Work required ::
Quote the listing below in full and exactly as written, but omit every picture.

== Dataset content

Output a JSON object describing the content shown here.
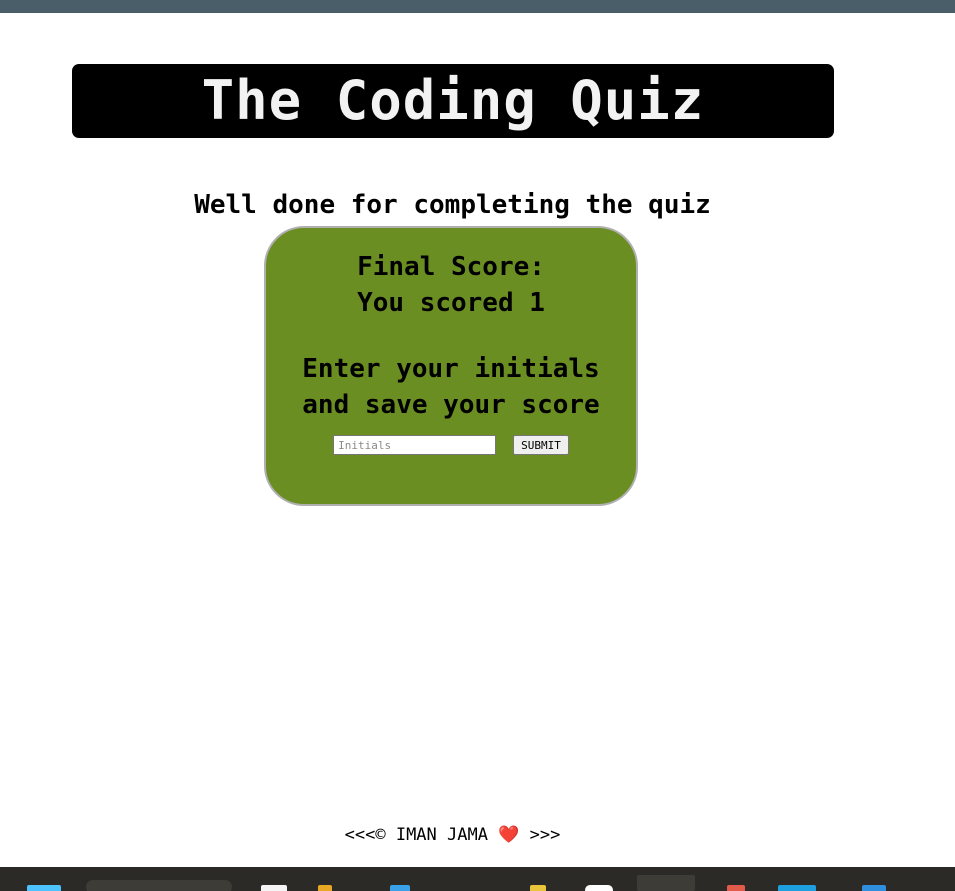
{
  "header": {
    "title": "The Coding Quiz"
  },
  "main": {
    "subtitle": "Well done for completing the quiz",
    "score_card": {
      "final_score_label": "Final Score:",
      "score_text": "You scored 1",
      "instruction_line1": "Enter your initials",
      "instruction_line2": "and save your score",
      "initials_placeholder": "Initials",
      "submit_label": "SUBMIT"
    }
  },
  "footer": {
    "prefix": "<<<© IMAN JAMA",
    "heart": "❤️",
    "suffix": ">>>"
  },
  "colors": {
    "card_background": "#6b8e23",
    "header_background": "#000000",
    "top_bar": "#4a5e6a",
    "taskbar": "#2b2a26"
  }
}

====

Solution to this task ::
Output a JSON object describing the content shown here.
{
  "header": {
    "title": "The Coding Quiz"
  },
  "main": {
    "subtitle": "Well done for completing the quiz",
    "score_card": {
      "final_score_label": "Final Score:",
      "score_text": "You scored 1",
      "instruction_line1": "Enter your initials",
      "instruction_line2": "and save your score",
      "initials_placeholder": "Initials",
      "submit_label": "SUBMIT"
    }
  },
  "footer": {
    "prefix": "<<<© IMAN JAMA",
    "heart": "❤️",
    "suffix": ">>>"
  },
  "colors": {
    "card_background": "#6b8e23",
    "header_background": "#000000",
    "top_bar": "#4a5e6a",
    "taskbar": "#2b2a26"
  }
}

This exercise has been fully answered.